**Entries provided**:
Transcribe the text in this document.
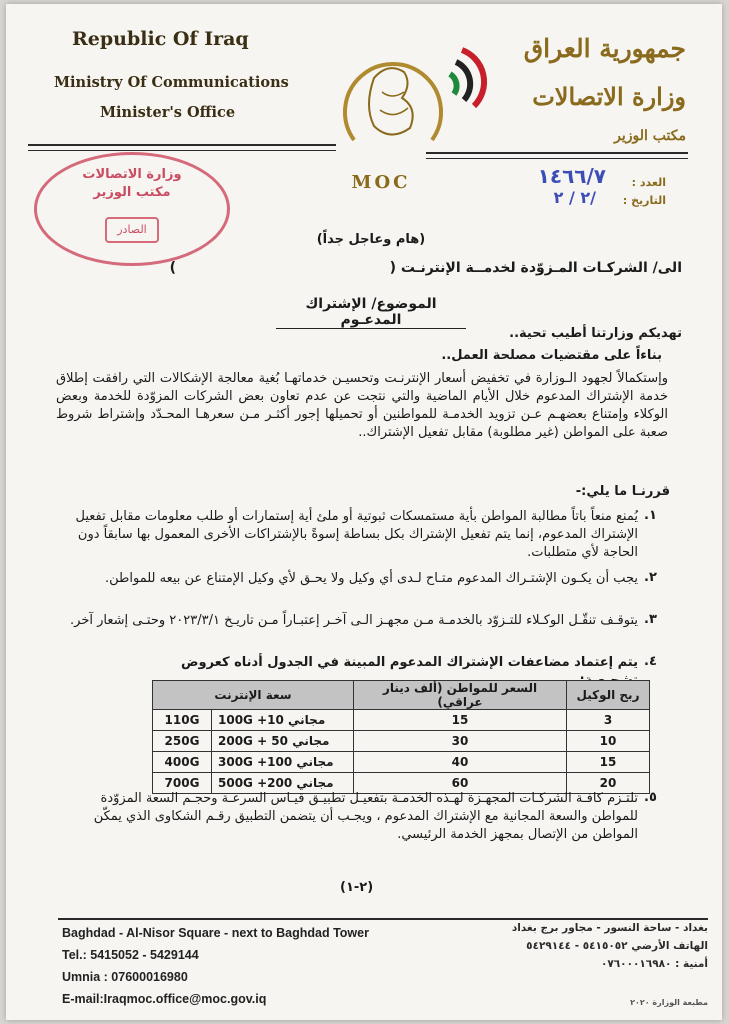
Republic Of Iraq
Ministry Of Communications
Minister's Office
جمهورية العراق
وزارة الاتصالات
مكتب الوزير
MOC
وزارة الاتصالات
مكتب الوزير
الصادر
العدد :
١٤٦٦/٧
التاريخ :
/٢ / ٢
(هام وعاجل جداً)
الى/ الشركـات المـزوّدة لخدمــة الإنترنـت (
)
الموضوع/ الإشتراك المدعـوم
تهديكم وزارتنا أطيب تحية..
بناءاً على مقتضيات مصلحة العمل..
وإستكمالاً لجهود الـوزارة في تخفيض أسعار الإنترنـت وتحسيـن خدماتهـا بُغية معالجة الإشكالات التي رافقت إطلاق خدمة الإشتراك المدعوم خلال الأيام الماضية والتي نتجت عن عدم تعاون بعض الشركات المزوّدة للخدمة وبعض الوكلاء وإمتناع بعضهـم عـن تزويد الخدمـة للمواطنين أو تحميلها إجور أكثـر مـن سعرهـا المحـدّد وإشتراط شروط صعبة على المواطن (غير مطلوبة) مقابل تفعيل الإشتراك..
قررنـا ما يلي:-
.١
يُمنع منعاً باتاً مطالبة المواطن بأية مستمسكات ثبوتية أو ملئ أية إستمارات أو طلب معلومات مقابل تفعيل الإشتراك المدعوم، إنما يتم تفعيل الإشتراك بكل بساطة إسوةً بالإشتراكات الأخرى المعمول بها سابقاً دون الحاجة لأي متطلبات.
.٢
يجب أن يكـون الإشتـراك المدعوم متـاح لـدى أي وكيل ولا يحـق لأي وكيل الإمتناع عن بيعه للمواطن.
.٣
يتوقـف تنقّـل الوكـلاء للتـزوّد بالخدمـة مـن مجهـز الـى آخـر إعتبـاراً مـن تاريـخ ٢٠٢٣/٣/١ وحتـى إشعار آخر.
.٤
يتم إعتماد مضاعفات الإشتراك المدعوم المبينة في الجدول أدناه كعروض
ربح الوكيل	السعر للمواطن (ألف دينار عراقي)	سعة الإنترنت	
3	15	100G +10 مجاني	110G
10	30	200G + 50 مجاني	250G
15	40	300G +100 مجاني	400G
20	60	500G +200 مجاني	700G
.٥
تلتـزم كافـة الشركـات المجهـزة لهـذه الخدمـة بتفعيـل تطبيـق قيـاس السرعـة وحجـم السعة المزوّدة للمواطن والسعة المجانية مع الإشتراك المدعوم ، ويجـب أن يتضمن التطبيق رقـم الشكاوى الذي يمكّن المواطن من الإتصال بمجهز الخدمة الرئيسي.
(٢-١)
Baghdad - Al-Nisor Square - next to Baghdad Tower
Tel.: 5415052 - 5429144
Umnia : 07600016980
E-mail:Iraqmoc.office@moc.gov.iq
بغداد - ساحة النسور - مجاور برج بغداد
الهاتف الأرضي ٥٤١٥٠٥٢ - ٥٤٢٩١٤٤
أمنية : ٠٧٦٠٠٠١٦٩٨٠
مطبعة الوزارة ٢٠٢٠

**Required task**: Each line with the string "المواطن" in it needs to be found and copied.

**Task solution**:
وإستكمالاً لجهود الـوزارة في تخفيض أسعار الإنترنـت وتحسيـن خدماتهـا بُغية معالجة الإشكالات التي رافقت إطلاق خدمة الإشتراك المدعوم خلال الأيام الماضية والتي نتجت عن عدم تعاون بعض الشركات المزوّدة للخدمة وبعض الوكلاء وإمتناع بعضهـم عـن تزويد الخدمـة للمواطنين أو تحميلها إجور أكثـر مـن سعرهـا المحـدّد وإشتراط شروط صعبة على المواطن (غير مطلوبة) مقابل تفعيل الإشتراك..
يُمنع منعاً باتاً مطالبة المواطن بأية مستمسكات ثبوتية أو ملئ أية إستمارات أو طلب معلومات مقابل تفعيل الإشتراك المدعوم، إنما يتم تفعيل الإشتراك بكل بساطة إسوةً بالإشتراكات الأخرى المعمول بها سابقاً دون الحاجة لأي متطلبات.
تلتـزم كافـة الشركـات المجهـزة لهـذه الخدمـة بتفعيـل تطبيـق قيـاس السرعـة وحجـم السعة المزوّدة للمواطن والسعة المجانية مع الإشتراك المدعوم ، ويجـب أن يتضمن التطبيق رقـم الشكاوى الذي يمكّن المواطن من الإتصال بمجهز الخدمة الرئيسي.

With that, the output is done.